## WHAT YOU NEED TO DO
Write out word for word the stretch of the Massachusetts SREC posts from "Items to be" through "6th, 2014 by SRECTrade.".

## TEXT PROVIDED
----

Massachusetts DOER Announces Updated SREC-I and II Requirements

Posted December 2nd, 2014 by SRECTrade.

Today, the Massachusetts Department of Energy Resources (MA DOER) announced the estimated megawatt hour compliance exemptions for SREC-I and SREC-II. Results were derived from a survey of retail electric suppliers serving power in the state.

According to the survey, the expected impact on 2014 and 2015 SREC demand for the SREC-II program, due to exempt load, will be a 35% decrease (14.6k SRECs) for 2014 and a 19% decrease (31.0k SRECs) for 2015. Additionally a small portion of SRECs (25.3k) from the SREC-I program will be exempt in 2015, a 2.4% decrease. Any potential impact on requirements for 2016 onward have not yet been provided. The chart below demonstrates the SREC-II obligation decrease, original vs. estimate, in 2014 and 2015.

For the latest on MA SREC pricing click here: December 2014 SREC Price Update

Screenshot_120214_024418_PM

Massachusetts Market Update Webinar – December 11th at 2 pm ET

Posted November 25th, 2014 by SRECTrade.

SRECTrade will host a webinar on Thursday, December 11th at 2 pm ET to review the Massachusetts SREC market.

Items to be covered in the webinar:

  • SREC-I and SREC-II market pricing and supply
  • The latest from the Net Metering and Solar Task Force
  • Next steps for net metering and solar policy development in Massachusetts

Register for the webinar here.

Massachusetts DOER Announces Net Metering and Solar Task Force

Posted November 6th, 2014 by SRECTrade.

On November 6, the DOER announced the establishment of the Net Metering and Solar Task Force, pursuant to Ch. 251 of the Acts of 2014, Section 7. Information on Task Force members, meetings, and materials are available on the official website of the Executive Office of Energy and Environmental Affairs (EEA) here.

The first Task Force meeting will take place on Thursday, November 13th from 2:00 to 5:00 p.m. ET, at the Massachusetts Department of Environmental Protection office in Boston.

----

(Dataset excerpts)
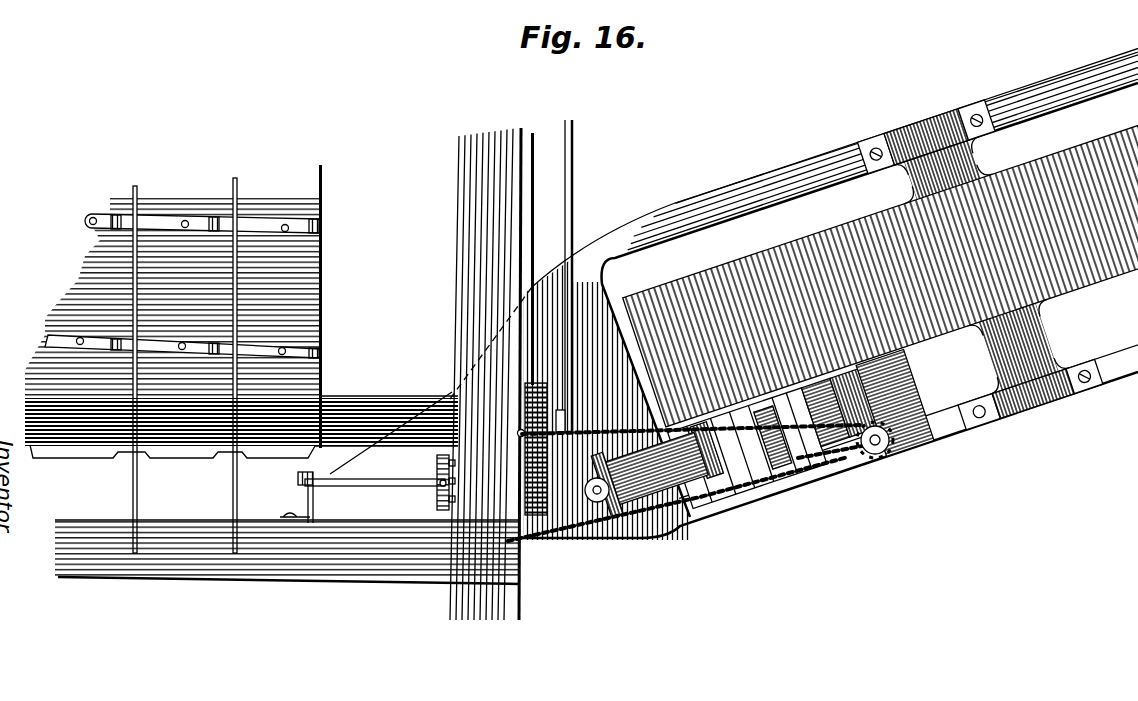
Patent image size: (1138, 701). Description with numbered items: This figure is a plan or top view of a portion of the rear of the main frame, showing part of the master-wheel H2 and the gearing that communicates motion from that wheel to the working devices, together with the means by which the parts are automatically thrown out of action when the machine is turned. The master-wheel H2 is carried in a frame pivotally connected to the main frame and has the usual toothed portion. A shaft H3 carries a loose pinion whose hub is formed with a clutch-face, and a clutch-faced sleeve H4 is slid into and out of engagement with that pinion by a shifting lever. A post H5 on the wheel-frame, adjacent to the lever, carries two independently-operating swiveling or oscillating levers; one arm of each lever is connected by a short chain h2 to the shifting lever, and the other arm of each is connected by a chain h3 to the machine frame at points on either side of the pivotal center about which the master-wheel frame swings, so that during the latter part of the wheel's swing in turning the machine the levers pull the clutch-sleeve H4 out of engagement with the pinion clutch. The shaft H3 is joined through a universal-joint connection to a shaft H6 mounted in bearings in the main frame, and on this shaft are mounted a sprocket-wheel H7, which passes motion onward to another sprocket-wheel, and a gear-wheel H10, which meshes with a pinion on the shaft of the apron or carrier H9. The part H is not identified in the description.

The rack bar H is at (536, 384).
The master-wheel H2 is at (880, 267).
The shaft H3 is at (706, 496).
The clutch-faced sleeve H4 is at (800, 393).
The post H5 is at (893, 452).
The shaft H6 is at (335, 522).
The sprocket-wheel H7 is at (440, 490).
The apron or carrier H9 is at (323, 337).
The gear-wheel H10 is at (548, 538).
The short chain h2 is at (870, 467).
The chain h3 is at (600, 432).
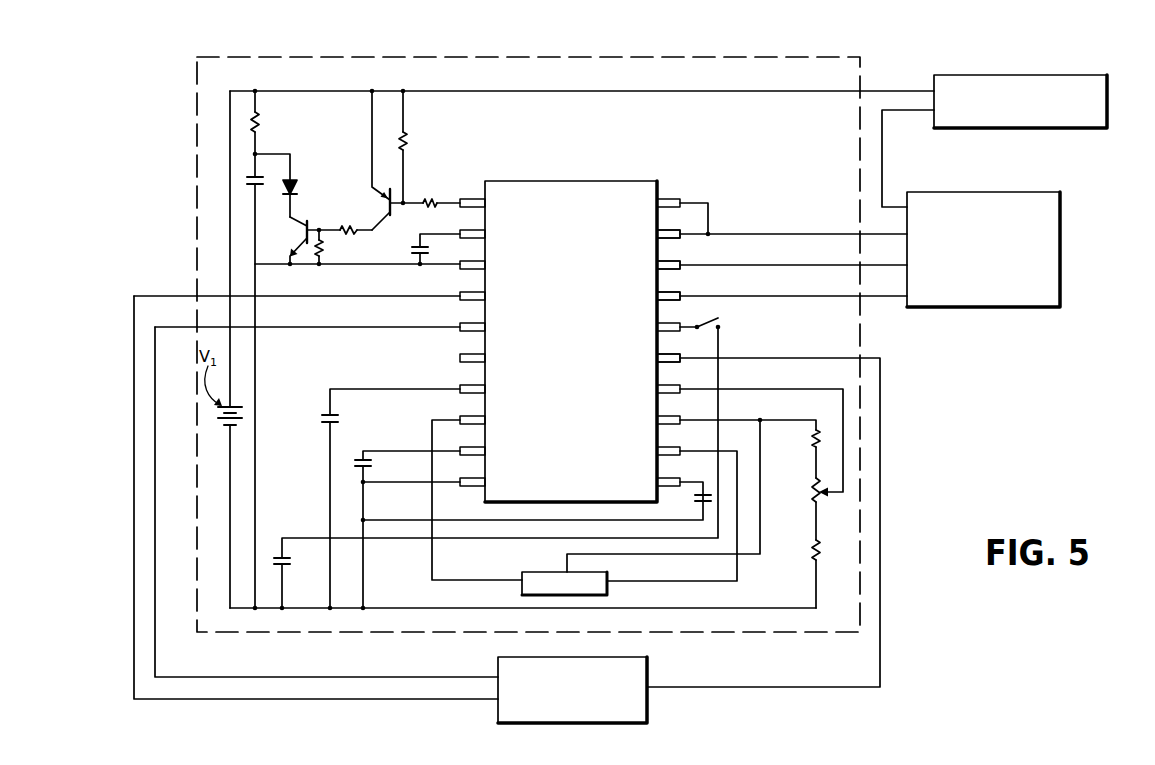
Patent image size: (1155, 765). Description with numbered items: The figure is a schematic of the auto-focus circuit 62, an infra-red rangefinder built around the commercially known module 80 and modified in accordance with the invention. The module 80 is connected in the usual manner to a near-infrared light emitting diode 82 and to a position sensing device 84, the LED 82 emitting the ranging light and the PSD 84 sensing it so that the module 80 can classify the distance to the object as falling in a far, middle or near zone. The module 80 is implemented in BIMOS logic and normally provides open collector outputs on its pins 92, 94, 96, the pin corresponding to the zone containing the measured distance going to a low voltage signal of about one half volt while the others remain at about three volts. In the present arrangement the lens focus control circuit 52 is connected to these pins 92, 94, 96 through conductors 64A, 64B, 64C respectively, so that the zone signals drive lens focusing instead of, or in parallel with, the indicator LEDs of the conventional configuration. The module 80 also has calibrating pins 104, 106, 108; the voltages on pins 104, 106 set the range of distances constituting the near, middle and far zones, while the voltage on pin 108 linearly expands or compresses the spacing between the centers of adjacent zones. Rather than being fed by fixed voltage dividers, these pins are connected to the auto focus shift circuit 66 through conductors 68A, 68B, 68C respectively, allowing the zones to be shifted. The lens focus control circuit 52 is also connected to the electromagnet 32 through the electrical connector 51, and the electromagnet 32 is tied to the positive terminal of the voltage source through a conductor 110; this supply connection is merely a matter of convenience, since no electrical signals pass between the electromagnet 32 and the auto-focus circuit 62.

The electromagnet 32 is at (1019, 78).
The electrical connector 51 is at (883, 150).
The lens focus control circuit 52 is at (1055, 222).
The auto-focus circuit 62 is at (208, 113).
The conductor 64A is at (829, 300).
The conductor 64B is at (790, 272).
The conductor 64C is at (773, 241).
The auto focus shift circuit 66 is at (649, 712).
The conductor 68A is at (355, 699).
The conductor 68B is at (382, 678).
The conductor 68C is at (879, 607).
The module 80 is at (553, 190).
The light emitting diode 82 is at (296, 183).
The position sensing device 84 is at (522, 578).
The pin 92 is at (683, 302).
The pin 94 is at (683, 271).
The pin 96 is at (683, 240).
The pin 104 is at (462, 300).
The pin 106 is at (462, 330).
The pin 108 is at (683, 364).
The conductor 110 is at (735, 88).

----

## TASK ANSWER
Items to be covered in the webinar:

  • SREC-I and SREC-II market pricing and supply
  • The latest from the Net Metering and Solar Task Force
  • Next steps for net metering and solar policy development in Massachusetts

Register for the webinar here.

Massachusetts DOER Announces Net Metering and Solar Task Force

Posted November 6th, 2014 by SRECTrade.